DATA FOR THIS EXERCISE:
----------------

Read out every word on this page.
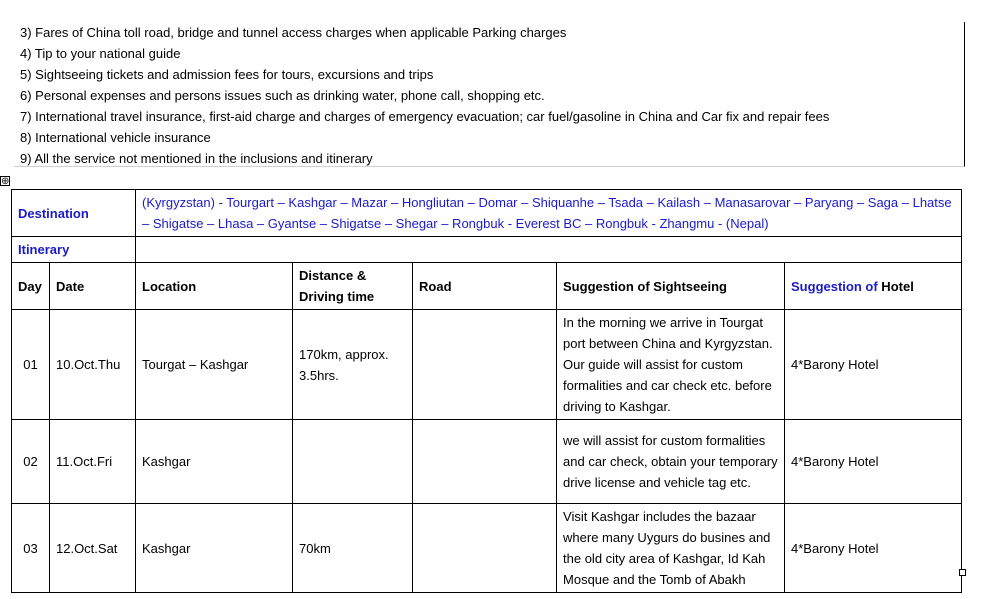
3) Fares of China toll road, bridge and tunnel access charges when applicable Parking charges
4) Tip to your national guide
5) Sightseeing tickets and admission fees for tours, excursions and trips
6) Personal expenses and persons issues such as drinking water, phone call, shopping etc.
7) International travel insurance, first-aid charge and charges of emergency evacuation; car fuel/gasoline in China and Car fix and repair fees
8) International vehicle insurance
9) All the service not mentioned in the inclusions and itinerary
⊕
Destination		(Kyrgyzstan) - Tourgart – Kashgar – Mazar – Hongliutan – Domar – Shiquanhe – Tsada – Kailash – Manasarovar – Paryang – Saga – Lhatse – Shigatse – Lhasa – Gyantse – Shigatse – Shegar – Rongbuk - Everest BC – Rongbuk - Zhangmu - (Nepal)				
Itinerary						
Day	Date	Location	Distance & Driving time	Road	Suggestion of Sightseeing	Suggestion of Hotel
01	10.Oct.Thu	Tourgat – Kashgar	170km, approx. 3.5hrs.		In the morning we arrive in Tourgat port between China and Kyrgyzstan. Our guide will assist for custom formalities and car check etc. before driving to Kashgar.	4*Barony Hotel
02	11.Oct.Fri	Kashgar			we will assist for custom formalities and car check, obtain your temporary drive license and vehicle tag etc.	4*Barony Hotel
03	12.Oct.Sat	Kashgar	70km		Visit Kashgar includes the bazaar where many Uygurs do busines and the old city area of Kashgar, Id Kah Mosque and the Tomb of Abakh	4*Barony Hotel
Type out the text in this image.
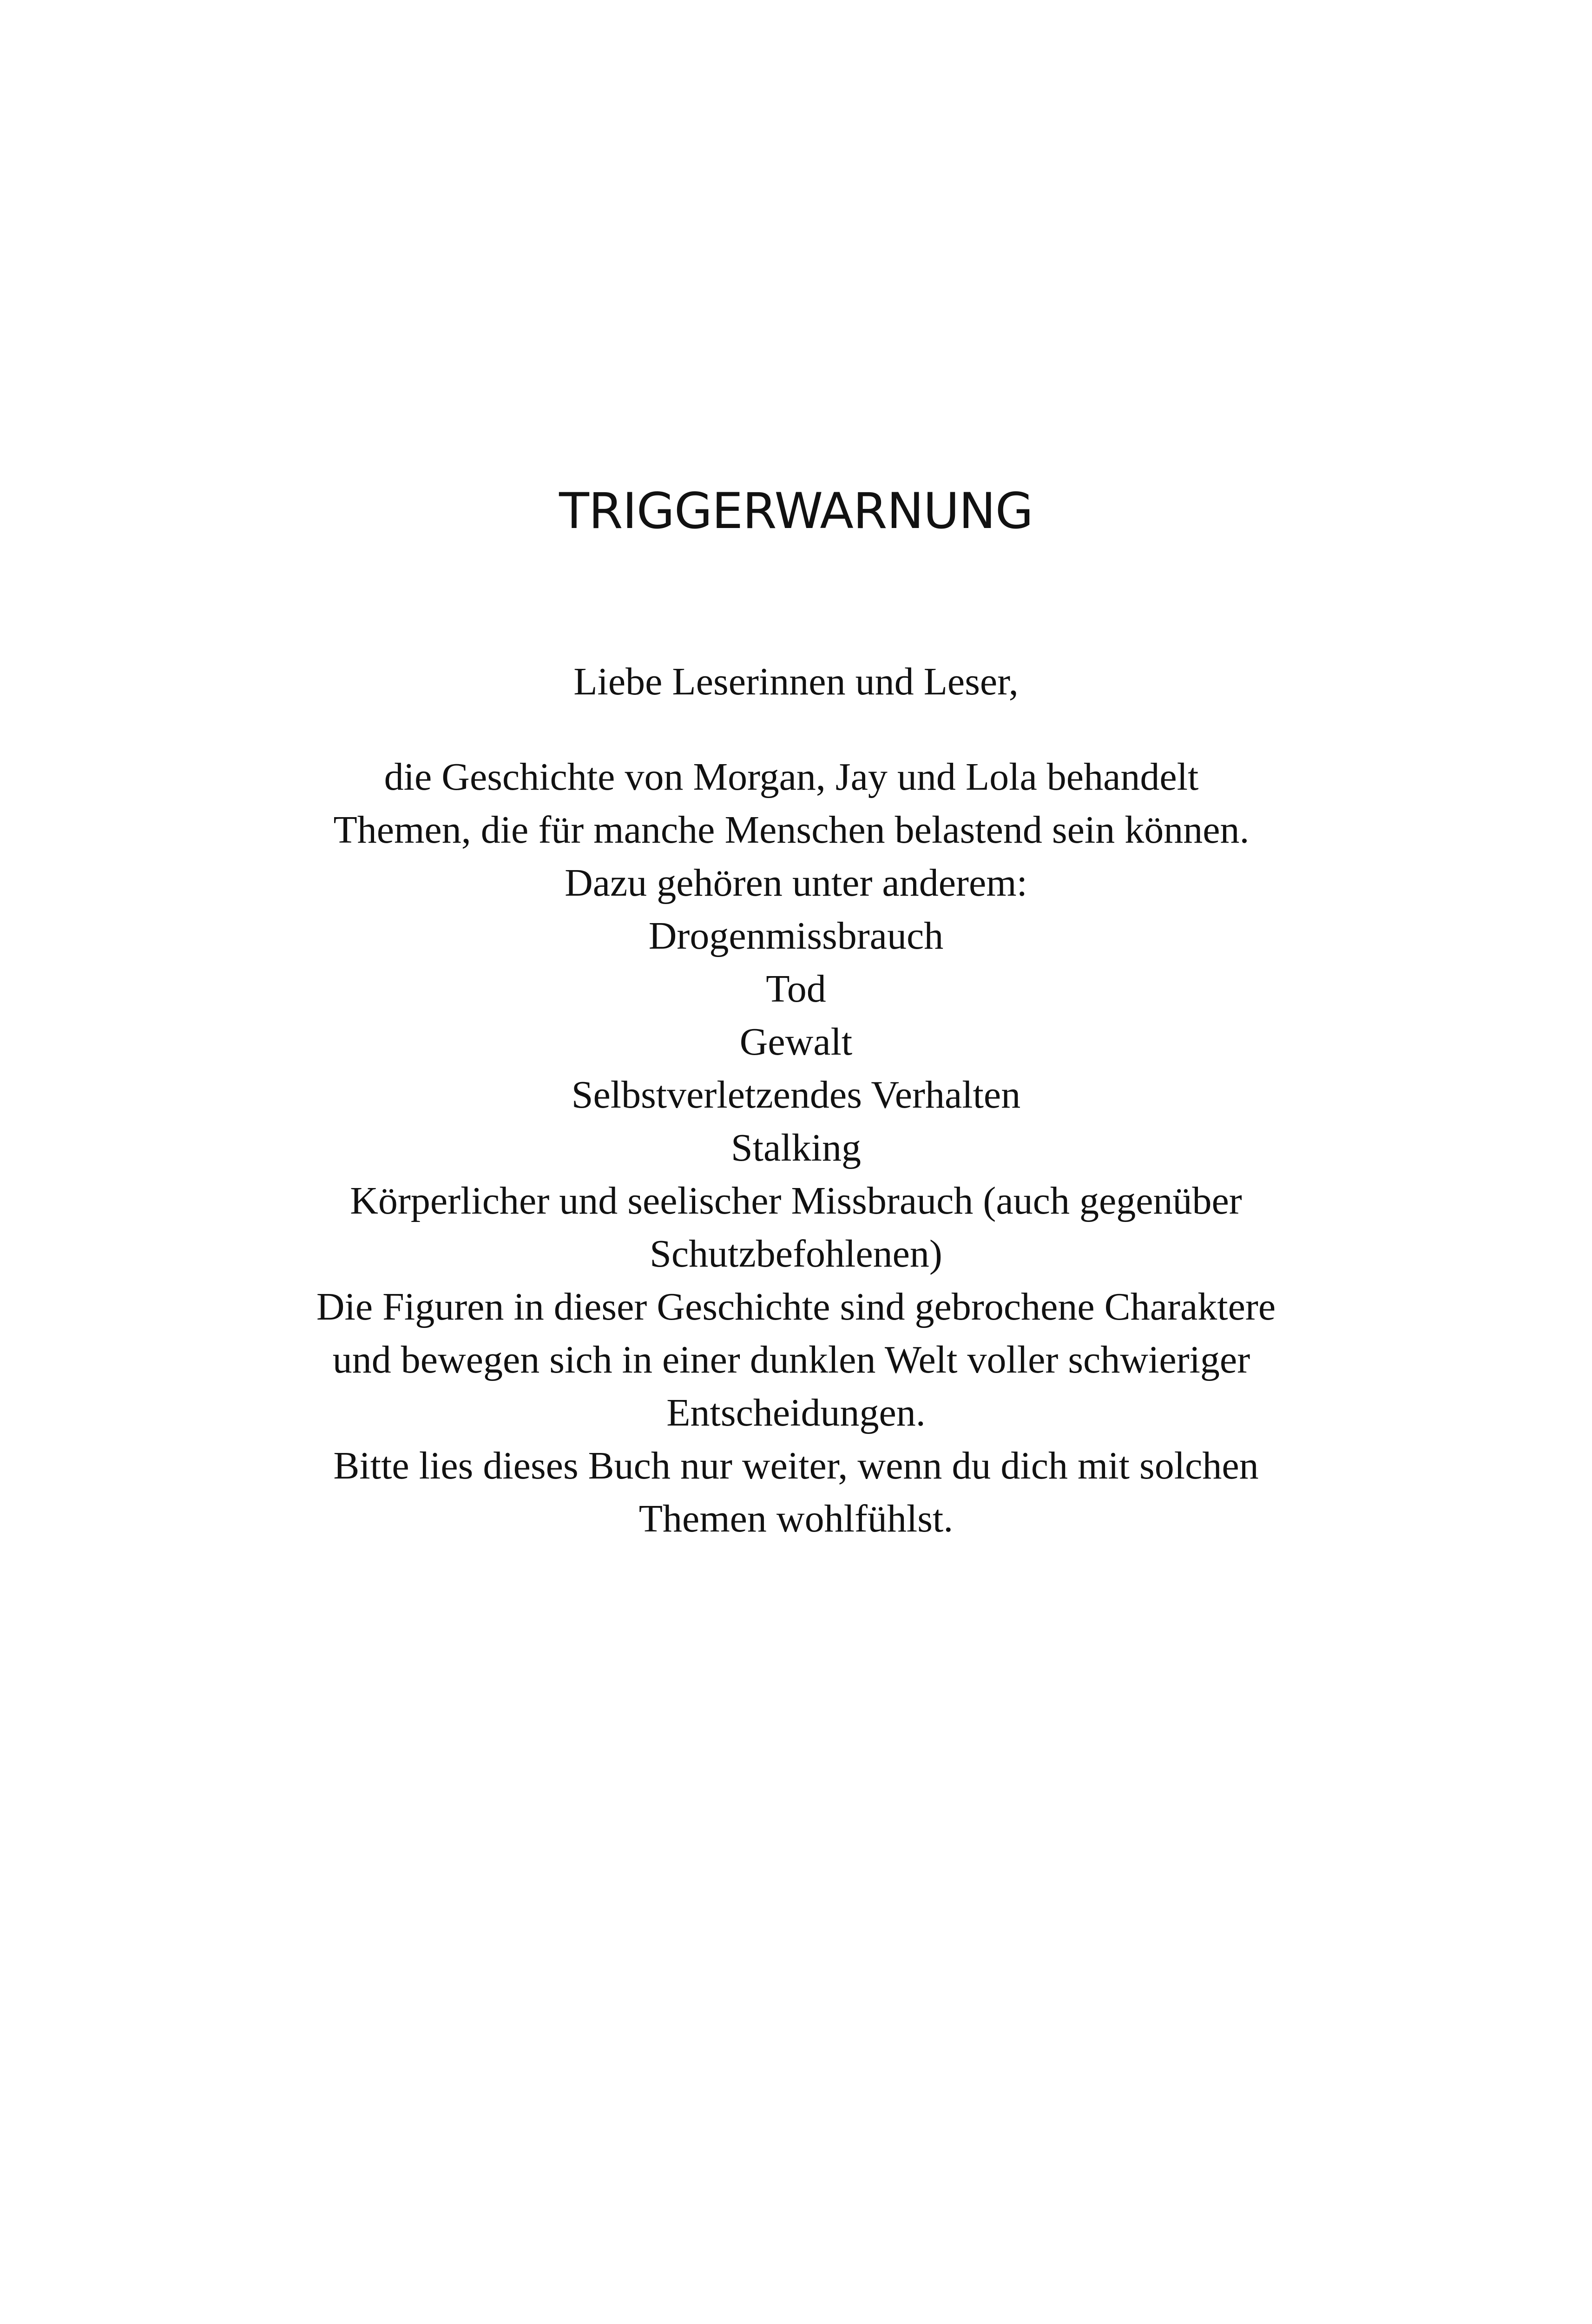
TRIGGERWARNUNG

Liebe Leserinnen und Leser,

die Geschichte von Morgan, Jay und Lola behandelt
Themen, die für manche Menschen belastend sein können.
Dazu gehören unter anderem:
Drogenmissbrauch
Tod
Gewalt
Selbstverletzendes Verhalten
Stalking
Körperlicher und seelischer Missbrauch (auch gegenüber
Schutzbefohlenen)
Die Figuren in dieser Geschichte sind gebrochene Charaktere
und bewegen sich in einer dunklen Welt voller schwieriger
Entscheidungen.
Bitte lies dieses Buch nur weiter, wenn du dich mit solchen
Themen wohlfühlst.
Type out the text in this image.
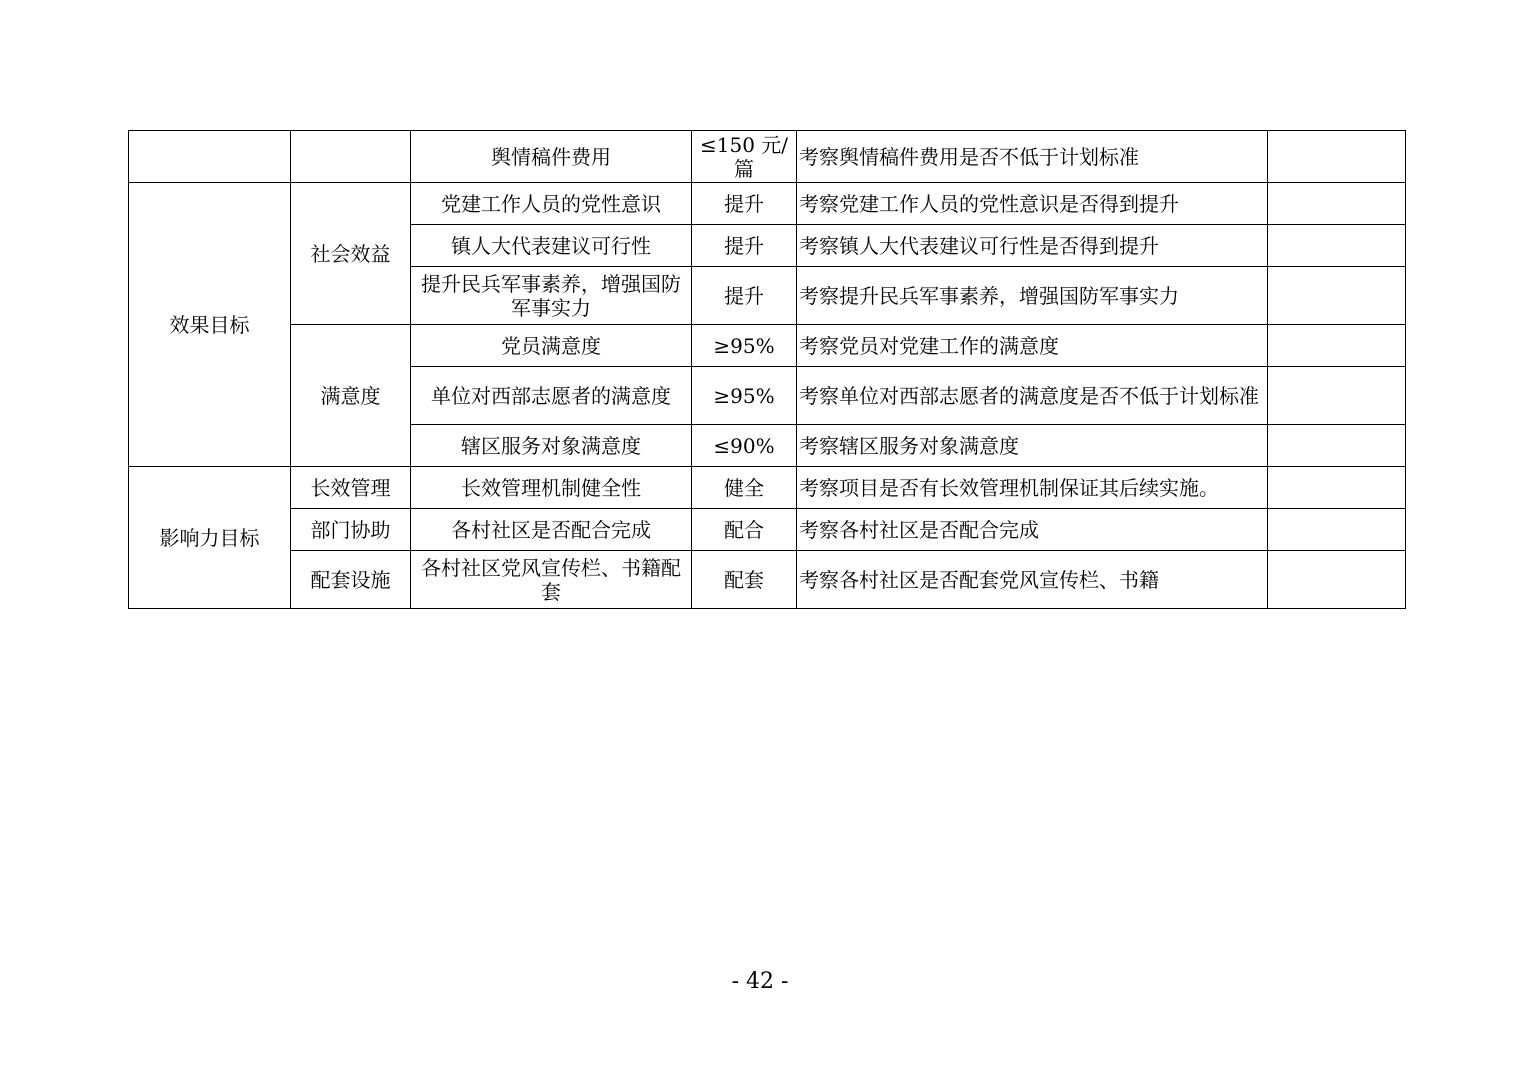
		舆情稿件费用	≤150 元/篇	考察舆情稿件费用是否不低于计划标准	
效果目标	社会效益	党建工作人员的党性意识	提升	考察党建工作人员的党性意识是否得到提升	
		镇人大代表建议可行性	提升	考察镇人大代表建议可行性是否得到提升	
		提升民兵军事素养，增强国防军事实力	提升	考察提升民兵军事素养，增强国防军事实力	
	满意度	党员满意度	≥95%	考察党员对党建工作的满意度	
		单位对西部志愿者的满意度	≥95%	考察单位对西部志愿者的满意度是否不低于计划标准	
		辖区服务对象满意度	≤90%	考察辖区服务对象满意度	
影响力目标	长效管理	长效管理机制健全性	健全	考察项目是否有长效管理机制保证其后续实施。	
	部门协助	各村社区是否配合完成	配合	考察各村社区是否配合完成	
	配套设施	各村社区党风宣传栏、书籍配套	配套	考察各村社区是否配套党风宣传栏、书籍	
- 42 -
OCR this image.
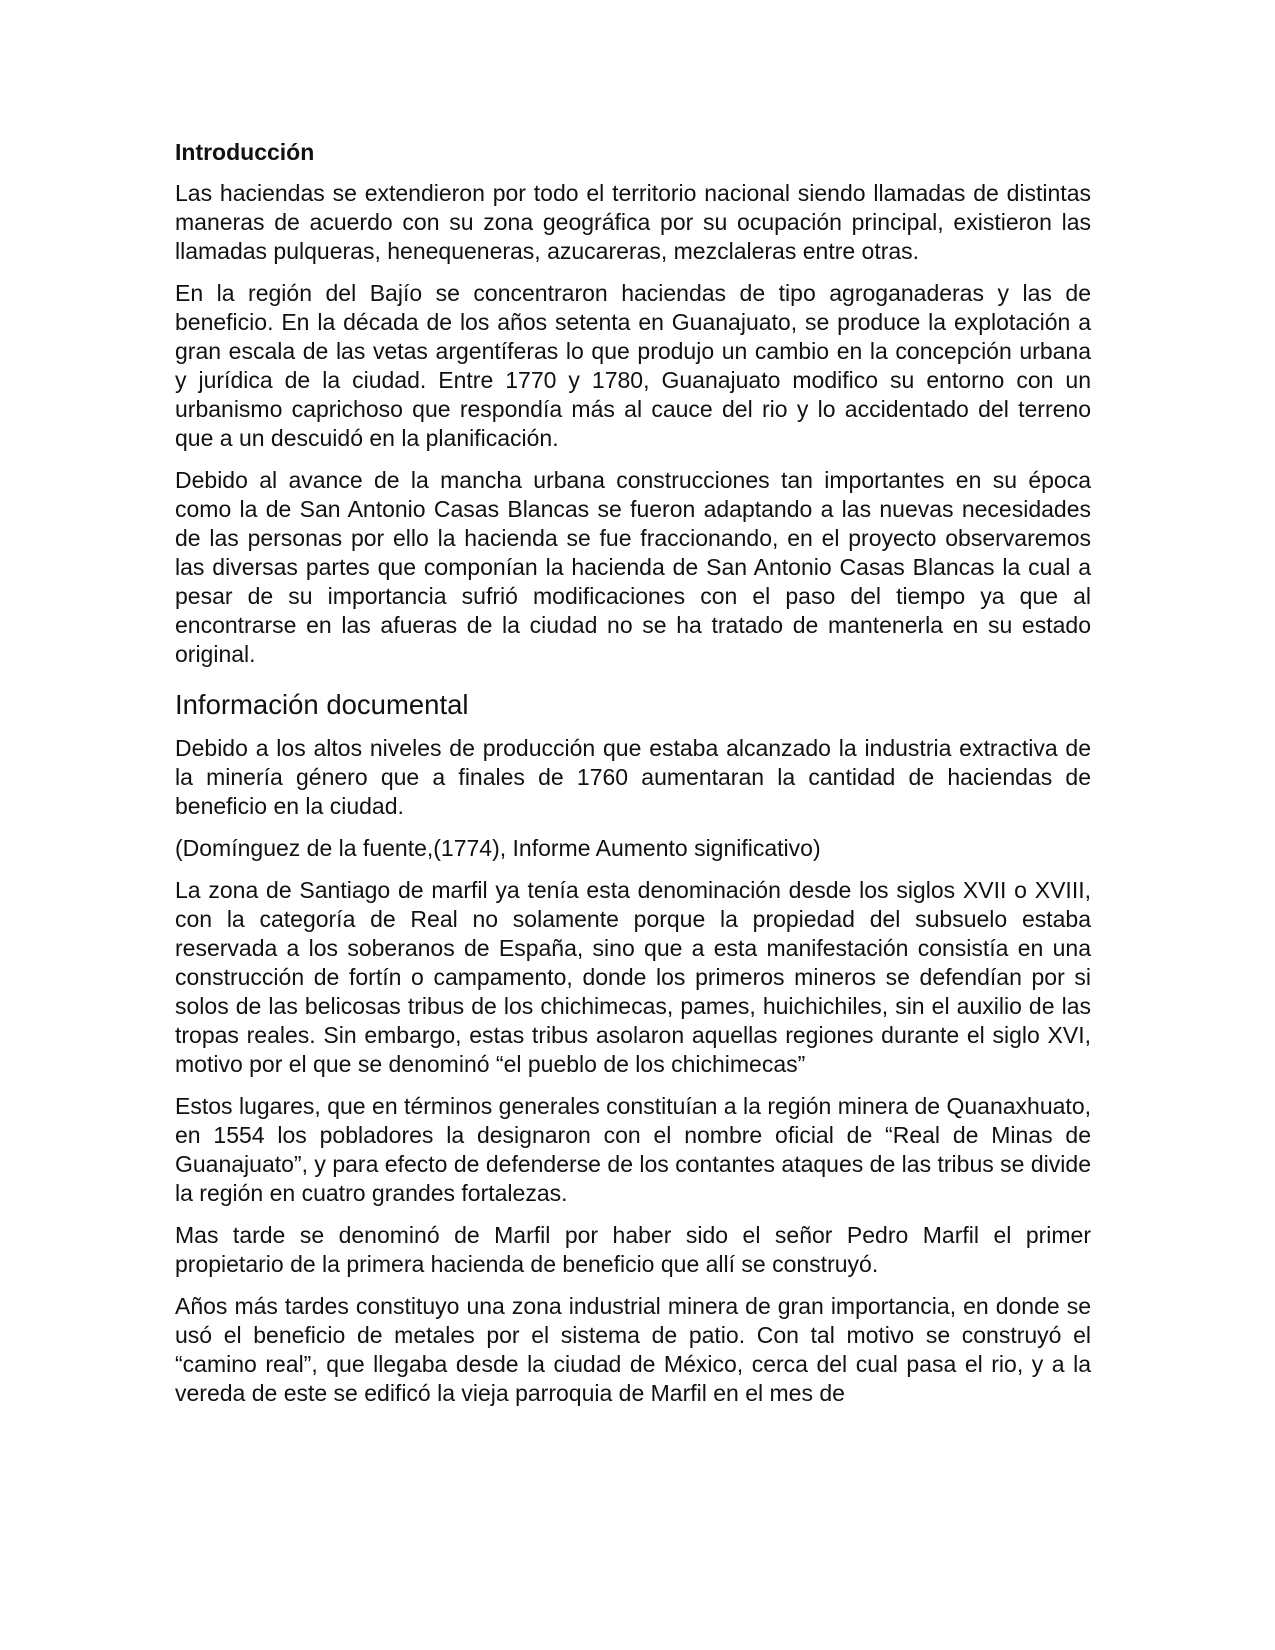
Introducción

Las haciendas se extendieron por todo el territorio nacional siendo llamadas de distintas maneras de acuerdo con su zona geográfica por su ocupación principal, existieron las llamadas pulqueras, henequeneras, azucareras, mezclaleras entre otras.

En la región del Bajío se concentraron haciendas de tipo agroganaderas y las de beneficio. En la década de los años setenta en Guanajuato, se produce la explotación a gran escala de las vetas argentíferas lo que produjo un cambio en la concepción urbana y jurídica de la ciudad. Entre 1770 y 1780, Guanajuato modifico su entorno con un urbanismo caprichoso que respondía más al cauce del rio y lo accidentado del terreno que a un descuidó en la planificación.

Debido al avance de la mancha urbana construcciones tan importantes en su época como la de San Antonio Casas Blancas se fueron adaptando a las nuevas necesidades de las personas por ello la hacienda se fue fraccionando, en el proyecto observaremos las diversas partes que componían la hacienda de San Antonio Casas Blancas la cual a pesar de su importancia sufrió modificaciones con el paso del tiempo ya que al encontrarse en las afueras de la ciudad no se ha tratado de mantenerla en su estado original.

Información documental

Debido a los altos niveles de producción que estaba alcanzado la industria extractiva de la minería género que a finales de 1760 aumentaran la cantidad de haciendas de beneficio en la ciudad.

(Domínguez de la fuente,(1774), Informe Aumento significativo)

La zona de Santiago de marfil ya tenía esta denominación desde los siglos XVII o XVIII, con la categoría de Real no solamente porque la propiedad del subsuelo estaba reservada a los soberanos de España, sino que a esta manifestación consistía en una construcción de fortín o campamento, donde los primeros mineros se defendían por si solos de las belicosas tribus de los chichimecas, pames, huichichiles, sin el auxilio de las tropas reales. Sin embargo, estas tribus asolaron aquellas regiones durante el siglo XVI, motivo por el que se denominó “el pueblo de los chichimecas”

Estos lugares, que en términos generales constituían a la región minera de Quanaxhuato, en 1554 los pobladores la designaron con el nombre oficial de “Real de Minas de Guanajuato”, y para efecto de defenderse de los contantes ataques de las tribus se divide la región en cuatro grandes fortalezas.

Mas tarde se denominó de Marfil por haber sido el señor Pedro Marfil el primer propietario de la primera hacienda de beneficio que allí se construyó.

Años más tardes constituyo una zona industrial minera de gran importancia, en donde se usó el beneficio de metales por el sistema de patio. Con tal motivo se construyó el “camino real”, que llegaba desde la ciudad de México, cerca del cual pasa el rio, y a la vereda de este se edificó la vieja parroquia de Marfil en el mes de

----------------

DIRECTIONS: Check every line of the data above for the string "Sightseeing", and copy those that have it.

TASK RESPONSE:
5) Sightseeing tickets and admission fees for tours, excursions and trips
Day	Date	Location	Distance & Driving time	Road	Suggestion of Sightseeing	Suggestion of Hotel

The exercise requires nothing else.